Excerpt from a dataset:

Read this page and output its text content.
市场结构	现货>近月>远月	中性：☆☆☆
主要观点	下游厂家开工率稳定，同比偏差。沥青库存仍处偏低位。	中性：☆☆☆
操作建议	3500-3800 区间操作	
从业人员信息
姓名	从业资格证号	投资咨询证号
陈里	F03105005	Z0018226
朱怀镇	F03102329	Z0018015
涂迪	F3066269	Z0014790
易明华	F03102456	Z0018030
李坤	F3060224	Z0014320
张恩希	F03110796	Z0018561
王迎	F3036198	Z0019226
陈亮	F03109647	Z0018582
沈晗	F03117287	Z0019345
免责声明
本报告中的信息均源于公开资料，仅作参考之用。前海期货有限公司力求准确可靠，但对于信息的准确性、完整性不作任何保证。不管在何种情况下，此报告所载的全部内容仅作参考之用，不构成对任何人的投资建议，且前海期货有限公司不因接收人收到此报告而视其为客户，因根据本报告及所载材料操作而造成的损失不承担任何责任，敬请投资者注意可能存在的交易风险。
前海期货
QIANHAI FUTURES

What you should do:
Above are the records; copy all of them exactly.

Exercise answer:
Read this page and output its text content.
市场结构	现货>近月>远月	中性：☆☆☆
主要观点	下游厂家开工率稳定，同比偏差。沥青库存仍处偏低位。	中性：☆☆☆
操作建议	3500-3800 区间操作	
从业人员信息
姓名	从业资格证号	投资咨询证号
陈里	F03105005	Z0018226
朱怀镇	F03102329	Z0018015
涂迪	F3066269	Z0014790
易明华	F03102456	Z0018030
李坤	F3060224	Z0014320
张恩希	F03110796	Z0018561
王迎	F3036198	Z0019226
陈亮	F03109647	Z0018582
沈晗	F03117287	Z0019345
免责声明
本报告中的信息均源于公开资料，仅作参考之用。前海期货有限公司力求准确可靠，但对于信息的准确性、完整性不作任何保证。不管在何种情况下，此报告所载的全部内容仅作参考之用，不构成对任何人的投资建议，且前海期货有限公司不因接收人收到此报告而视其为客户，因根据本报告及所载材料操作而造成的损失不承担任何责任，敬请投资者注意可能存在的交易风险。
前海期货
QIANHAI FUTURES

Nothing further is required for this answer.